-- START OF Given information --

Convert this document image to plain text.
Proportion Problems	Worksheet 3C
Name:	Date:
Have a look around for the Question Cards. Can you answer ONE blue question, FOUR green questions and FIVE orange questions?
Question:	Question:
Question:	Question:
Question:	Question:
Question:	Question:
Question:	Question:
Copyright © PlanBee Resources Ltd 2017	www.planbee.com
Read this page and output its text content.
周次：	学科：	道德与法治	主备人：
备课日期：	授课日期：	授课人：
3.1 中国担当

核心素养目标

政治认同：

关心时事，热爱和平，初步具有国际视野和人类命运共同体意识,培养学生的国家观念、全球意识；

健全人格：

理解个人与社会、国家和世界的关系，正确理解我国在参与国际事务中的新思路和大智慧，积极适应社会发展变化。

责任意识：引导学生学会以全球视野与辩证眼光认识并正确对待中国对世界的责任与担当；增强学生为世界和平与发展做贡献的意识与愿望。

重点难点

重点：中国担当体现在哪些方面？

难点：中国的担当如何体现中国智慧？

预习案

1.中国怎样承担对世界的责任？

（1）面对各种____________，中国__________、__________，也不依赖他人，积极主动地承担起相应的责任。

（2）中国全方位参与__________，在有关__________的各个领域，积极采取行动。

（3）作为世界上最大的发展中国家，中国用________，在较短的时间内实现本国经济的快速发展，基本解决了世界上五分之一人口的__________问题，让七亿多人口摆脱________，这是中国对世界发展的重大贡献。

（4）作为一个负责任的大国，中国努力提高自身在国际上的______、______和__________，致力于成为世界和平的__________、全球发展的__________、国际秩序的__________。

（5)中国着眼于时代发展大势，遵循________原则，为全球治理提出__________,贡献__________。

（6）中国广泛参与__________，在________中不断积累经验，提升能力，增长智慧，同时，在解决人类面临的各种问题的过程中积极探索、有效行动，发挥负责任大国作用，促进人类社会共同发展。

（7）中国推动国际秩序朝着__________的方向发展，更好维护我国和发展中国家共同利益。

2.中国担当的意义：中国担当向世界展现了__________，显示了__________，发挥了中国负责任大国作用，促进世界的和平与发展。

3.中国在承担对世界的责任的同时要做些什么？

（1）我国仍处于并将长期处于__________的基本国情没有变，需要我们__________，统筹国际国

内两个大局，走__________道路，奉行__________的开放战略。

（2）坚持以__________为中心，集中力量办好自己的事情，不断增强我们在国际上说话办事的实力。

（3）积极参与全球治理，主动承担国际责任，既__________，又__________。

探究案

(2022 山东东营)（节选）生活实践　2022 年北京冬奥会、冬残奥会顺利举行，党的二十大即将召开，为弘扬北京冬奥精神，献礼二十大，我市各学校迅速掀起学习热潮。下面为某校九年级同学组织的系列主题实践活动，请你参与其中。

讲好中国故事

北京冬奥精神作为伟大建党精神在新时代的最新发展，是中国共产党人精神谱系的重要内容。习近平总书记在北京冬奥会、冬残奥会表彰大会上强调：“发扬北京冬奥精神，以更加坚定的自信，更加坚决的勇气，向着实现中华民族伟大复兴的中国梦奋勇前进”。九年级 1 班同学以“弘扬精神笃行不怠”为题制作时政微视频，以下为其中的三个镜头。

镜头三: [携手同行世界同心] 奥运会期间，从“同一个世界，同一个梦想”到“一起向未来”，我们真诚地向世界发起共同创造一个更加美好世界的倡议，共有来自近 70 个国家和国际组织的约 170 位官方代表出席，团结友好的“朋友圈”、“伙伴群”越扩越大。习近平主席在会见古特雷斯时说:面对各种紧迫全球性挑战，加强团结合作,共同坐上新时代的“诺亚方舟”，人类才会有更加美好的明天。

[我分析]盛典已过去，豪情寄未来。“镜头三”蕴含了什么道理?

-- END OF Given information --

What to work on
Give every line of the material again, exactly as it reads.

Full output
Convert this document image to plain text.
Proportion Problems	Worksheet 3C
Name:	Date:
Have a look around for the Question Cards. Can you answer ONE blue question, FOUR green questions and FIVE orange questions?
Question:	Question:
Question:	Question:
Question:	Question:
Question:	Question:
Question:	Question:
Copyright © PlanBee Resources Ltd 2017	www.planbee.com
Read this page and output its text content.
周次：	学科：	道德与法治	主备人：
备课日期：	授课日期：	授课人：
3.1 中国担当

核心素养目标

政治认同：

关心时事，热爱和平，初步具有国际视野和人类命运共同体意识,培养学生的国家观念、全球意识；

健全人格：

理解个人与社会、国家和世界的关系，正确理解我国在参与国际事务中的新思路和大智慧，积极适应社会发展变化。

责任意识：引导学生学会以全球视野与辩证眼光认识并正确对待中国对世界的责任与担当；增强学生为世界和平与发展做贡献的意识与愿望。

重点难点

重点：中国担当体现在哪些方面？

难点：中国的担当如何体现中国智慧？

预习案

1.中国怎样承担对世界的责任？

（1）面对各种____________，中国__________、__________，也不依赖他人，积极主动地承担起相应的责任。

（2）中国全方位参与__________，在有关__________的各个领域，积极采取行动。

（3）作为世界上最大的发展中国家，中国用________，在较短的时间内实现本国经济的快速发展，基本解决了世界上五分之一人口的__________问题，让七亿多人口摆脱________，这是中国对世界发展的重大贡献。

（4）作为一个负责任的大国，中国努力提高自身在国际上的______、______和__________，致力于成为世界和平的__________、全球发展的__________、国际秩序的__________。

（5)中国着眼于时代发展大势，遵循________原则，为全球治理提出__________,贡献__________。

（6）中国广泛参与__________，在________中不断积累经验，提升能力，增长智慧，同时，在解决人类面临的各种问题的过程中积极探索、有效行动，发挥负责任大国作用，促进人类社会共同发展。

（7）中国推动国际秩序朝着__________的方向发展，更好维护我国和发展中国家共同利益。

2.中国担当的意义：中国担当向世界展现了__________，显示了__________，发挥了中国负责任大国作用，促进世界的和平与发展。

3.中国在承担对世界的责任的同时要做些什么？

（1）我国仍处于并将长期处于__________的基本国情没有变，需要我们__________，统筹国际国

内两个大局，走__________道路，奉行__________的开放战略。

（2）坚持以__________为中心，集中力量办好自己的事情，不断增强我们在国际上说话办事的实力。

（3）积极参与全球治理，主动承担国际责任，既__________，又__________。

探究案

(2022 山东东营)（节选）生活实践　2022 年北京冬奥会、冬残奥会顺利举行，党的二十大即将召开，为弘扬北京冬奥精神，献礼二十大，我市各学校迅速掀起学习热潮。下面为某校九年级同学组织的系列主题实践活动，请你参与其中。

讲好中国故事

北京冬奥精神作为伟大建党精神在新时代的最新发展，是中国共产党人精神谱系的重要内容。习近平总书记在北京冬奥会、冬残奥会表彰大会上强调：“发扬北京冬奥精神，以更加坚定的自信，更加坚决的勇气，向着实现中华民族伟大复兴的中国梦奋勇前进”。九年级 1 班同学以“弘扬精神笃行不怠”为题制作时政微视频，以下为其中的三个镜头。

镜头三: [携手同行世界同心] 奥运会期间，从“同一个世界，同一个梦想”到“一起向未来”，我们真诚地向世界发起共同创造一个更加美好世界的倡议，共有来自近 70 个国家和国际组织的约 170 位官方代表出席，团结友好的“朋友圈”、“伙伴群”越扩越大。习近平主席在会见古特雷斯时说:面对各种紧迫全球性挑战，加强团结合作,共同坐上新时代的“诺亚方舟”，人类才会有更加美好的明天。

[我分析]盛典已过去，豪情寄未来。“镜头三”蕴含了什么道理?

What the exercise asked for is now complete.